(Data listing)

--*--

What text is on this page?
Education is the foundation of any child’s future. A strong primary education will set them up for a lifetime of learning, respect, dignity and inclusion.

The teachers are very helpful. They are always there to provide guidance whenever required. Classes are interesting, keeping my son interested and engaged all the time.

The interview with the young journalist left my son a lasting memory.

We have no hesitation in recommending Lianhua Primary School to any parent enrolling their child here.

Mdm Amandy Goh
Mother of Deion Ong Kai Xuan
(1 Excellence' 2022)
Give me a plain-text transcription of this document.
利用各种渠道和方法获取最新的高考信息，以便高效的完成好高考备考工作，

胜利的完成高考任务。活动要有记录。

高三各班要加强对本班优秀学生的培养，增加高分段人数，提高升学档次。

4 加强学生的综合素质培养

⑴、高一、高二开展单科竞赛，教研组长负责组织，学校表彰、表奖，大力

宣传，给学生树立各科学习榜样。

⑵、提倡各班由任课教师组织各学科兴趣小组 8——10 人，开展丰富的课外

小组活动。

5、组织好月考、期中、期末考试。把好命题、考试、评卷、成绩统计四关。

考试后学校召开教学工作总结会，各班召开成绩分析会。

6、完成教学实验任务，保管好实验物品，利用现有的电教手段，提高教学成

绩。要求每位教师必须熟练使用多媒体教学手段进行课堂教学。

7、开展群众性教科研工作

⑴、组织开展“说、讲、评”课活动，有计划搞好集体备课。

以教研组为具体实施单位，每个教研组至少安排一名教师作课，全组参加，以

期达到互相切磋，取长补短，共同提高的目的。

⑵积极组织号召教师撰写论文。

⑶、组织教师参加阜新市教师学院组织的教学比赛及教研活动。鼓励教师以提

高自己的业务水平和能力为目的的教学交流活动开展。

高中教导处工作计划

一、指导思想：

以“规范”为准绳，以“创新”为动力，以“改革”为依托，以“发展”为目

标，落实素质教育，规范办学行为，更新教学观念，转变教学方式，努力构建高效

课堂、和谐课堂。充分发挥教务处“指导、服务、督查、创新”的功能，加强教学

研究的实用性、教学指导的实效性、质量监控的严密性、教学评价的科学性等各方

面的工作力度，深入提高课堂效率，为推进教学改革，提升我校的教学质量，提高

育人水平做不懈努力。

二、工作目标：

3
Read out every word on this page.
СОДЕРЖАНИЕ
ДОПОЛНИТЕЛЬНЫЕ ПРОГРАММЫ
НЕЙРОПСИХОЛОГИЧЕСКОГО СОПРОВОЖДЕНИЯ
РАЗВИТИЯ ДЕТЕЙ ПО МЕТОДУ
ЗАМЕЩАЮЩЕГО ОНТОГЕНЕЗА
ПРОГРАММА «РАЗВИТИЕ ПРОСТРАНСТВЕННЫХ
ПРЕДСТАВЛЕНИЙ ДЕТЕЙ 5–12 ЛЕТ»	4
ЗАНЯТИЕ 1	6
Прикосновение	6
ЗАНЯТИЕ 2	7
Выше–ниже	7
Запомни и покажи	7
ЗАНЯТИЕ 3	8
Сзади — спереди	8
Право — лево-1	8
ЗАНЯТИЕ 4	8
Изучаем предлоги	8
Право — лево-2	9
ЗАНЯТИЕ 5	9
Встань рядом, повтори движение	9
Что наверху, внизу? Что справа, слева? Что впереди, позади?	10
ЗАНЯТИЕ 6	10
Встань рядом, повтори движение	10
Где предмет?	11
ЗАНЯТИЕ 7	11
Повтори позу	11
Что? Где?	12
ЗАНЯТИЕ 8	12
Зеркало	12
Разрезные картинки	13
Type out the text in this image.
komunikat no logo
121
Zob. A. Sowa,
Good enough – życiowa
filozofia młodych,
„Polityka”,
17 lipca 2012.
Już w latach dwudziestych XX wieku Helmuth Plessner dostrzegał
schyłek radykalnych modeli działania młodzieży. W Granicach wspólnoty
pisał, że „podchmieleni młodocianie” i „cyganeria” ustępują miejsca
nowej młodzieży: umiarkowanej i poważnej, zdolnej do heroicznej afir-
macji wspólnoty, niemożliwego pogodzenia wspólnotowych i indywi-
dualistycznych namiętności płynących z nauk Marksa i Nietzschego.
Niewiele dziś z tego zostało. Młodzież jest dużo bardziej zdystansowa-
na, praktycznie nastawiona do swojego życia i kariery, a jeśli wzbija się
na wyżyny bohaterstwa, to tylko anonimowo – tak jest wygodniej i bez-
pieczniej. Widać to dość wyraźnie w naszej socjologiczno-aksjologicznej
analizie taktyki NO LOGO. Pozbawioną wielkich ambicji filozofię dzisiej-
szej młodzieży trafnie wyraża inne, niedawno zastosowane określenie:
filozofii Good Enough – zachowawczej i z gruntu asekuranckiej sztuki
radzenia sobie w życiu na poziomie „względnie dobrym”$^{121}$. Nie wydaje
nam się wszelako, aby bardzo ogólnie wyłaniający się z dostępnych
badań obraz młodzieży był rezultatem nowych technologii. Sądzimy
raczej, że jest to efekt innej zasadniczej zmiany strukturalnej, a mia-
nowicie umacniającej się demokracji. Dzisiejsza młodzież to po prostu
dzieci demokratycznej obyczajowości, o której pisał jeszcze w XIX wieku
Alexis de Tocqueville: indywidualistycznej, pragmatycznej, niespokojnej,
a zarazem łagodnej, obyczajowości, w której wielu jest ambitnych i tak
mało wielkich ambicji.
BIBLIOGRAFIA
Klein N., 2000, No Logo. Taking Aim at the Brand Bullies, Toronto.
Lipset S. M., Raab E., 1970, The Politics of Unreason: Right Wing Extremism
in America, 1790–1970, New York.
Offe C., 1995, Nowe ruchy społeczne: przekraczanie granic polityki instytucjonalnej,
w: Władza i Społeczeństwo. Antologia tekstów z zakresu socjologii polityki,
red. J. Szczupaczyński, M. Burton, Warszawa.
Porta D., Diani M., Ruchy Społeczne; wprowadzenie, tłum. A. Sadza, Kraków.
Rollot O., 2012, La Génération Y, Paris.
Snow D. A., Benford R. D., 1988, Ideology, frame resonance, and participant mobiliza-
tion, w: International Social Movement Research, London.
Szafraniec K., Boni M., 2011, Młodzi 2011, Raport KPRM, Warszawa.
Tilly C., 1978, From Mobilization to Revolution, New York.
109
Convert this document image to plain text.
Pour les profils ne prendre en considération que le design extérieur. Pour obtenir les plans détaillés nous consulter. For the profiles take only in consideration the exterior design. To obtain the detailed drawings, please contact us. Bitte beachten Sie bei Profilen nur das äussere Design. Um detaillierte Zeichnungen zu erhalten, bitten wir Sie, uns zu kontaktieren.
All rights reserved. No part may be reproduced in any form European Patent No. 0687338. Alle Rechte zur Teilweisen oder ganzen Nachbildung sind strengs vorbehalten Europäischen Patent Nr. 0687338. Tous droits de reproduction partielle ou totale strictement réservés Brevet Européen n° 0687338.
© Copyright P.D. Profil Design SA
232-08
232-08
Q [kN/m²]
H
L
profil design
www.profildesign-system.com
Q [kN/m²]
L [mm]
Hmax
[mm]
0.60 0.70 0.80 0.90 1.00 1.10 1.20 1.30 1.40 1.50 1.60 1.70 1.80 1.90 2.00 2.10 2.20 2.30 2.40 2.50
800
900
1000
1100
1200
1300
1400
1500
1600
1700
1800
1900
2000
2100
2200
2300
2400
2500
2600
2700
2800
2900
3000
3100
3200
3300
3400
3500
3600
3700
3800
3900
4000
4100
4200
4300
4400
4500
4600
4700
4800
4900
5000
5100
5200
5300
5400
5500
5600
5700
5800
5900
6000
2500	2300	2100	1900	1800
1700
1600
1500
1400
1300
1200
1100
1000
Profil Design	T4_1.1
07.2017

--*--

### PROBLEM STATEMENT
Find how many lines include the string "jest" and report that number alone.

### ANSWER
4